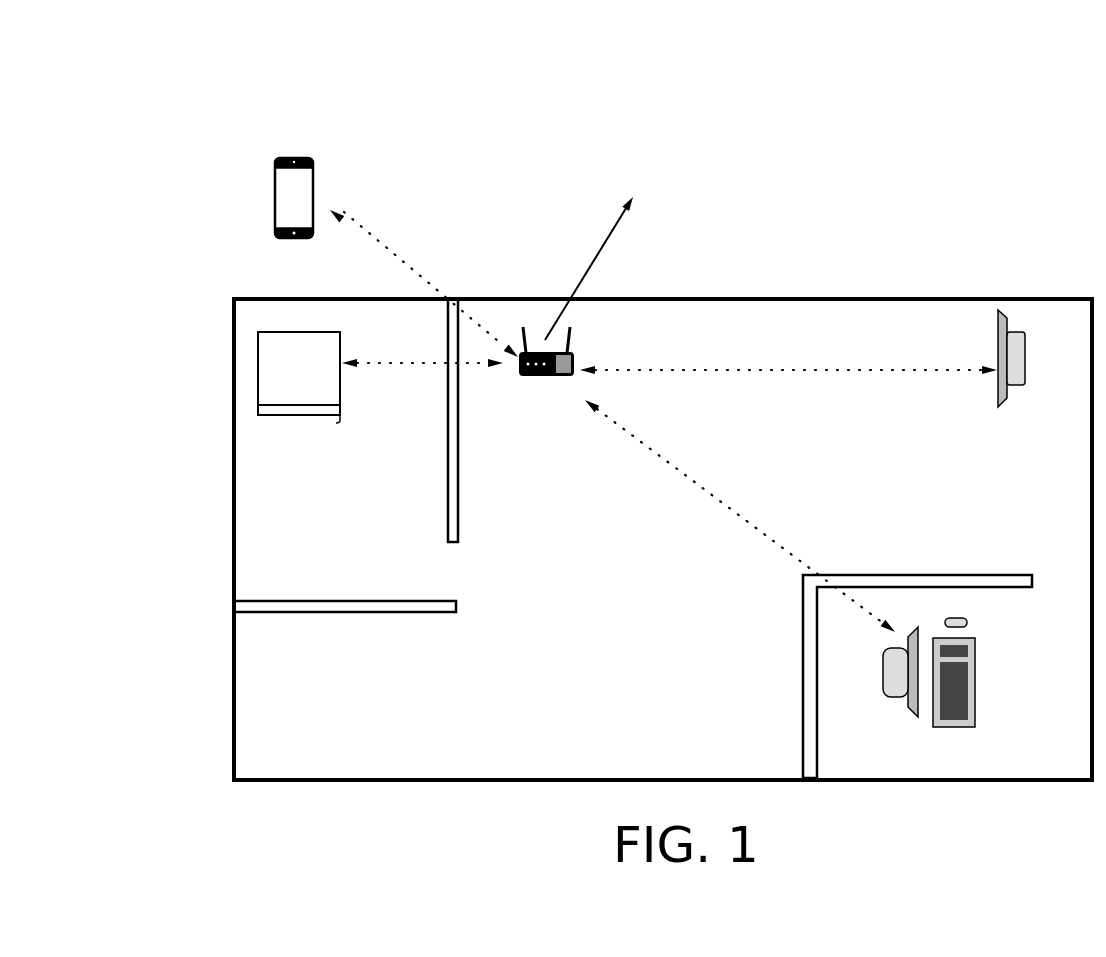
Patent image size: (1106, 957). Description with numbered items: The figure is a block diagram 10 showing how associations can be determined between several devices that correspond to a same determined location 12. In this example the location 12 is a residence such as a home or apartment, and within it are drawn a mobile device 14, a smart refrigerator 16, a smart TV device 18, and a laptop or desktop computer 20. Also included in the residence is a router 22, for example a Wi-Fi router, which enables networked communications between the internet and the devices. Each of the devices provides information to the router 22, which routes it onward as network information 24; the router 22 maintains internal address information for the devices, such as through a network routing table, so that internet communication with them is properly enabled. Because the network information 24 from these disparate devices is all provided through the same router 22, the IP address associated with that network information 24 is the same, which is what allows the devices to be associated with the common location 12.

The block diagram 10 is at (207, 72).
The location 12 is at (663, 539).
The mobile device 14 is at (300, 215).
The smart refrigerator 16 is at (299, 394).
The smart TV device 18 is at (1019, 378).
The laptop or desktop computer 20 is at (939, 687).
The router 22 is at (663, 421).
The network information 24 is at (654, 268).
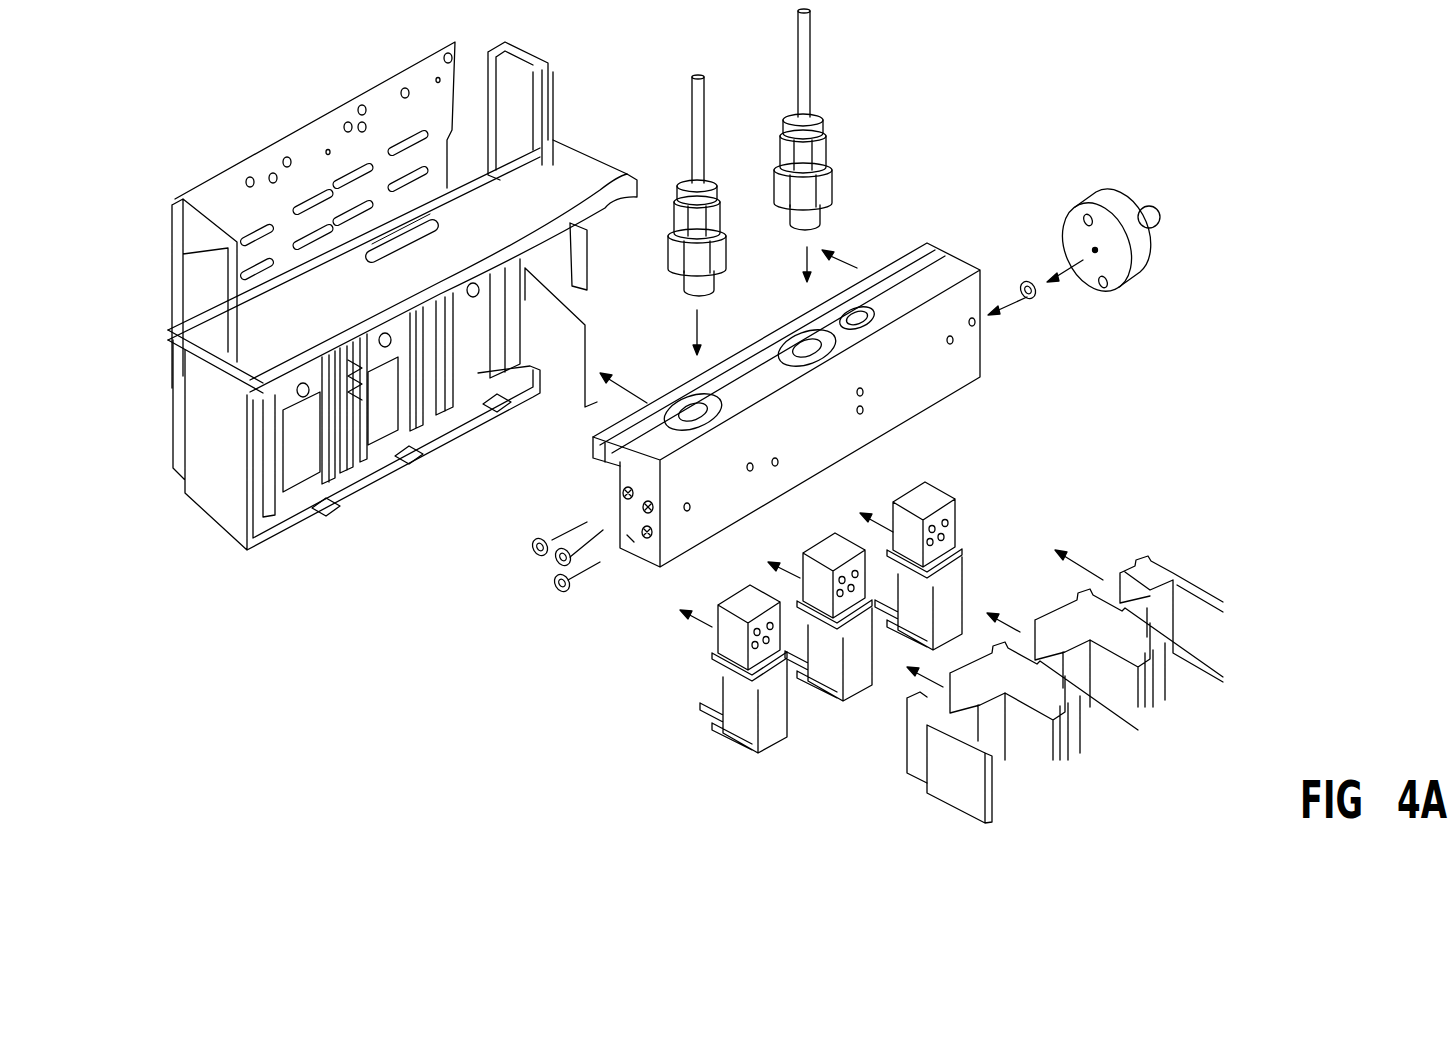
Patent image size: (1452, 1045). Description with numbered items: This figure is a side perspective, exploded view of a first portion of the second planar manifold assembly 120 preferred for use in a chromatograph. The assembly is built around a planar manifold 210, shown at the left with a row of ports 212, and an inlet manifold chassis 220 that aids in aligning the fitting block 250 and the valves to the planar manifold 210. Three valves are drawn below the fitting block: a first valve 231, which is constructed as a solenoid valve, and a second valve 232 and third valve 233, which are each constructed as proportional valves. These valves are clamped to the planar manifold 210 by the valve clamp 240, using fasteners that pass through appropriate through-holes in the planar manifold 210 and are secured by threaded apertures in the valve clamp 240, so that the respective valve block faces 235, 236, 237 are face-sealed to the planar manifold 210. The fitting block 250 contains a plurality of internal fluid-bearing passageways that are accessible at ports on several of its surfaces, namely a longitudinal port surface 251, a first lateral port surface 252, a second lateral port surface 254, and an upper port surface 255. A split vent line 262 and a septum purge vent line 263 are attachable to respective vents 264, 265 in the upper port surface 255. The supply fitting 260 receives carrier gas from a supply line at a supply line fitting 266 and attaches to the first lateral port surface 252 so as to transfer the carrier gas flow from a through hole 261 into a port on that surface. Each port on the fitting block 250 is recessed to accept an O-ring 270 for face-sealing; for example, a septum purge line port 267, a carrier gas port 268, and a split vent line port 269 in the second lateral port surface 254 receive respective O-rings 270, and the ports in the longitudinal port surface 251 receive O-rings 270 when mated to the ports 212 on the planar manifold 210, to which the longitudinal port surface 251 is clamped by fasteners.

The second planar manifold assembly 120 is at (480, 622).
The planar manifold 210 is at (403, 72).
The ports 212 is at (220, 210).
The inlet manifold chassis 220 is at (240, 528).
The first valve 231 is at (742, 730).
The second valve 232 is at (850, 692).
The third valve 233 is at (963, 588).
The valve block face 235 is at (920, 488).
The valve block face 236 is at (825, 545).
The valve block face 237 is at (738, 600).
The valve clamp 240 is at (958, 797).
The fitting block 250 is at (945, 372).
The longitudinal port surface 251 is at (588, 520).
The first lateral port surface 252 is at (955, 270).
The second lateral port surface 254 is at (635, 472).
The upper port surface 255 is at (928, 272).
The supply fitting 260 is at (1083, 198).
The through hole 261 is at (1095, 250).
The split vent line 262 is at (797, 40).
The septum purge vent line 263 is at (683, 112).
The vent 264 is at (805, 352).
The vent 265 is at (695, 412).
The supply line fitting 266 is at (1153, 207).
The septum purge line port 267 is at (622, 493).
The carrier gas port 268 is at (625, 513).
The split vent line port 269 is at (643, 538).
The O-ring 270 is at (553, 585).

+++++

» DIRECTIONS FOR THIS TASK: Replace every "Patent image size" in the material above with "Figure dimensions" and write out all of the material again, changing nothing else and leaving out the pictures.

» WRITTEN SOLUTION:
Figure dimensions: (1106, 957). Description with numbered items: The figure is a block diagram 10 showing how associations can be determined between several devices that correspond to a same determined location 12. In this example the location 12 is a residence such as a home or apartment, and within it are drawn a mobile device 14, a smart refrigerator 16, a smart TV device 18, and a laptop or desktop computer 20. Also included in the residence is a router 22, for example a Wi-Fi router, which enables networked communications between the internet and the devices. Each of the devices provides information to the router 22, which routes it onward as network information 24; the router 22 maintains internal address information for the devices, such as through a network routing table, so that internet communication with them is properly enabled. Because the network information 24 from these disparate devices is all provided through the same router 22, the IP address associated with that network information 24 is the same, which is what allows the devices to be associated with the common location 12.

The block diagram 10 is at (207, 72).
The location 12 is at (663, 539).
The mobile device 14 is at (300, 215).
The smart refrigerator 16 is at (299, 394).
The smart TV device 18 is at (1019, 378).
The laptop or desktop computer 20 is at (939, 687).
The router 22 is at (663, 421).
The network information 24 is at (654, 268).
Figure dimensions: (1452, 1045). Description with numbered items: This figure is a side perspective, exploded view of a first portion of the second planar manifold assembly 120 preferred for use in a chromatograph. The assembly is built around a planar manifold 210, shown at the left with a row of ports 212, and an inlet manifold chassis 220 that aids in aligning the fitting block 250 and the valves to the planar manifold 210. Three valves are drawn below the fitting block: a first valve 231, which is constructed as a solenoid valve, and a second valve 232 and third valve 233, which are each constructed as proportional valves. These valves are clamped to the planar manifold 210 by the valve clamp 240, using fasteners that pass through appropriate through-holes in the planar manifold 210 and are secured by threaded apertures in the valve clamp 240, so that the respective valve block faces 235, 236, 237 are face-sealed to the planar manifold 210. The fitting block 250 contains a plurality of internal fluid-bearing passageways that are accessible at ports on several of its surfaces, namely a longitudinal port surface 251, a first lateral port surface 252, a second lateral port surface 254, and an upper port surface 255. A split vent line 262 and a septum purge vent line 263 are attachable to respective vents 264, 265 in the upper port surface 255. The supply fitting 260 receives carrier gas from a supply line at a supply line fitting 266 and attaches to the first lateral port surface 252 so as to transfer the carrier gas flow from a through hole 261 into a port on that surface. Each port on the fitting block 250 is recessed to accept an O-ring 270 for face-sealing; for example, a septum purge line port 267, a carrier gas port 268, and a split vent line port 269 in the second lateral port surface 254 receive respective O-rings 270, and the ports in the longitudinal port surface 251 receive O-rings 270 when mated to the ports 212 on the planar manifold 210, to which the longitudinal port surface 251 is clamped by fasteners.

The second planar manifold assembly 120 is at (480, 622).
The planar manifold 210 is at (403, 72).
The ports 212 is at (220, 210).
The inlet manifold chassis 220 is at (240, 528).
The first valve 231 is at (742, 730).
The second valve 232 is at (850, 692).
The third valve 233 is at (963, 588).
The valve block face 235 is at (920, 488).
The valve block face 236 is at (825, 545).
The valve block face 237 is at (738, 600).
The valve clamp 240 is at (958, 797).
The fitting block 250 is at (945, 372).
The longitudinal port surface 251 is at (588, 520).
The first lateral port surface 252 is at (955, 270).
The second lateral port surface 254 is at (635, 472).
The upper port surface 255 is at (928, 272).
The supply fitting 260 is at (1083, 198).
The through hole 261 is at (1095, 250).
The split vent line 262 is at (797, 40).
The septum purge vent line 263 is at (683, 112).
The vent 264 is at (805, 352).
The vent 265 is at (695, 412).
The supply line fitting 266 is at (1153, 207).
The septum purge line port 267 is at (622, 493).
The carrier gas port 268 is at (625, 513).
The split vent line port 269 is at (643, 538).
The O-ring 270 is at (553, 585).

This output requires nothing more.